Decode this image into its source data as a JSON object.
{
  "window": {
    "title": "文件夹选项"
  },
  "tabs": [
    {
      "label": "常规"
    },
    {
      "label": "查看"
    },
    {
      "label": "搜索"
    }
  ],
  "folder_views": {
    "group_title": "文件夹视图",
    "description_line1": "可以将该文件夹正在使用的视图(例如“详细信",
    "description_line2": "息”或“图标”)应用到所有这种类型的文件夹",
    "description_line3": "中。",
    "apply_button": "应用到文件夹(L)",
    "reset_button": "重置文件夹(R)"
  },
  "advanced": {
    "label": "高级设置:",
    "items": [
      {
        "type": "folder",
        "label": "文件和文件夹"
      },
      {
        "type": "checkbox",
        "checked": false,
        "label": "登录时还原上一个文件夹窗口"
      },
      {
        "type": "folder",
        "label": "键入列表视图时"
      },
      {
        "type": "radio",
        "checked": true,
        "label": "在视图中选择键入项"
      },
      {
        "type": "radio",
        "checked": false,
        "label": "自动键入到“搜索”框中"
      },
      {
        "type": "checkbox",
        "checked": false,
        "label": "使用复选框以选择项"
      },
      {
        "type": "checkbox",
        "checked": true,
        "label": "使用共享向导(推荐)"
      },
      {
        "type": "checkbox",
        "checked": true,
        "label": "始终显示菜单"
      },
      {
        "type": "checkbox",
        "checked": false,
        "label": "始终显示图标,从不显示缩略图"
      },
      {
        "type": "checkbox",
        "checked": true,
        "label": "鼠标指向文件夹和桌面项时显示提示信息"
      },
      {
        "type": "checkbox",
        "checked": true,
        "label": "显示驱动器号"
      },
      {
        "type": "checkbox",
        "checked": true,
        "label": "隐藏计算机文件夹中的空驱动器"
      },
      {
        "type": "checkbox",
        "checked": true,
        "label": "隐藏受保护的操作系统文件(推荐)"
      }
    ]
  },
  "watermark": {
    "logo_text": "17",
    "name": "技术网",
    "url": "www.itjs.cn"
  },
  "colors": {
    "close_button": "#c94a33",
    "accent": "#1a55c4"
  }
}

────────────────

▶ **GIVEN TASK**:
Write out the listing once more, matching it exactly.

▶ **CORRECT RESULT**:
Decode this image into its source data as a JSON object.
{
  "window": {
    "title": "文件夹选项"
  },
  "tabs": [
    {
      "label": "常规"
    },
    {
      "label": "查看"
    },
    {
      "label": "搜索"
    }
  ],
  "folder_views": {
    "group_title": "文件夹视图",
    "description_line1": "可以将该文件夹正在使用的视图(例如“详细信",
    "description_line2": "息”或“图标”)应用到所有这种类型的文件夹",
    "description_line3": "中。",
    "apply_button": "应用到文件夹(L)",
    "reset_button": "重置文件夹(R)"
  },
  "advanced": {
    "label": "高级设置:",
    "items": [
      {
        "type": "folder",
        "label": "文件和文件夹"
      },
      {
        "type": "checkbox",
        "checked": false,
        "label": "登录时还原上一个文件夹窗口"
      },
      {
        "type": "folder",
        "label": "键入列表视图时"
      },
      {
        "type": "radio",
        "checked": true,
        "label": "在视图中选择键入项"
      },
      {
        "type": "radio",
        "checked": false,
        "label": "自动键入到“搜索”框中"
      },
      {
        "type": "checkbox",
        "checked": false,
        "label": "使用复选框以选择项"
      },
      {
        "type": "checkbox",
        "checked": true,
        "label": "使用共享向导(推荐)"
      },
      {
        "type": "checkbox",
        "checked": true,
        "label": "始终显示菜单"
      },
      {
        "type": "checkbox",
        "checked": false,
        "label": "始终显示图标,从不显示缩略图"
      },
      {
        "type": "checkbox",
        "checked": true,
        "label": "鼠标指向文件夹和桌面项时显示提示信息"
      },
      {
        "type": "checkbox",
        "checked": true,
        "label": "显示驱动器号"
      },
      {
        "type": "checkbox",
        "checked": true,
        "label": "隐藏计算机文件夹中的空驱动器"
      },
      {
        "type": "checkbox",
        "checked": true,
        "label": "隐藏受保护的操作系统文件(推荐)"
      }
    ]
  },
  "watermark": {
    "logo_text": "17",
    "name": "技术网",
    "url": "www.itjs.cn"
  },
  "colors": {
    "close_button": "#c94a33",
    "accent": "#1a55c4"
  }
}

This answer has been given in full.